## Goal
Below is a block of records; return all of them exactly, but without the images.

## Entries supplied
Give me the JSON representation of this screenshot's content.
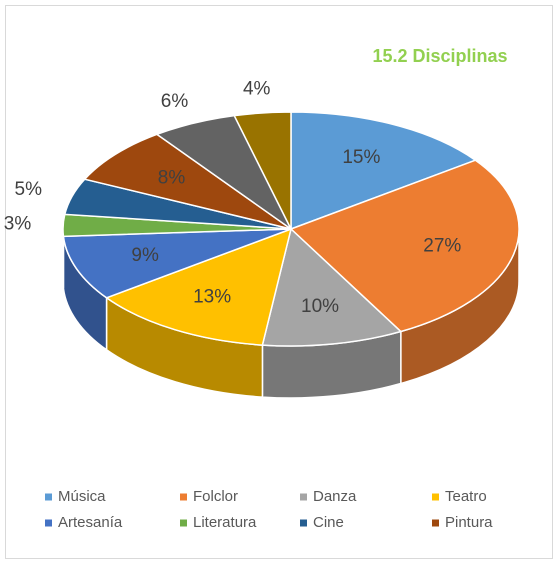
{
  "chart_data": {
    "type": "pie3d",
    "title": "15.2 Disciplinas",
    "categories": [
      "Música",
      "Folclor",
      "Danza",
      "Teatro",
      "Artesanía",
      "Literatura",
      "Cine",
      "Pintura",
      null,
      null
    ],
    "values": [
      15,
      27,
      10,
      13,
      9,
      3,
      5,
      8,
      6,
      4
    ],
    "value_labels": [
      "15%",
      "27%",
      "10%",
      "13%",
      "9%",
      "3%",
      "5%",
      "8%",
      "6%",
      "4%"
    ],
    "colors": [
      "#5b9bd5",
      "#ed7d31",
      "#a5a5a5",
      "#ffc000",
      "#4472c4",
      "#70ad47",
      "#255e91",
      "#9e480e",
      "#636363",
      "#997300"
    ],
    "legend": "bottom"
  }
}
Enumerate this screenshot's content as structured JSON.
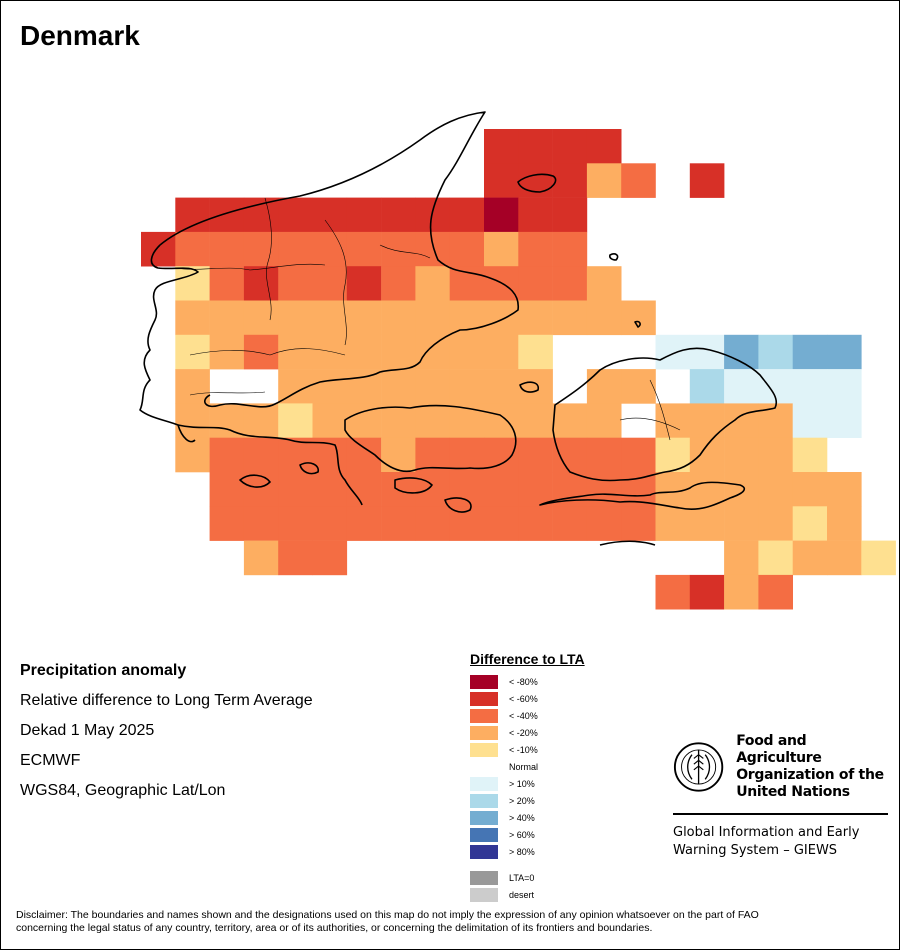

## Answer
Give me the JSON representation of this screenshot's content.
{
  "chart_data": {
    "type": "pie3d",
    "title": "15.2 Disciplinas",
    "categories": [
      "Música",
      "Folclor",
      "Danza",
      "Teatro",
      "Artesanía",
      "Literatura",
      "Cine",
      "Pintura",
      null,
      null
    ],
    "values": [
      15,
      27,
      10,
      13,
      9,
      3,
      5,
      8,
      6,
      4
    ],
    "value_labels": [
      "15%",
      "27%",
      "10%",
      "13%",
      "9%",
      "3%",
      "5%",
      "8%",
      "6%",
      "4%"
    ],
    "colors": [
      "#5b9bd5",
      "#ed7d31",
      "#a5a5a5",
      "#ffc000",
      "#4472c4",
      "#70ad47",
      "#255e91",
      "#9e480e",
      "#636363",
      "#997300"
    ],
    "legend": "bottom"
  }
}
Enumerate this screenshot's content as structured JSON.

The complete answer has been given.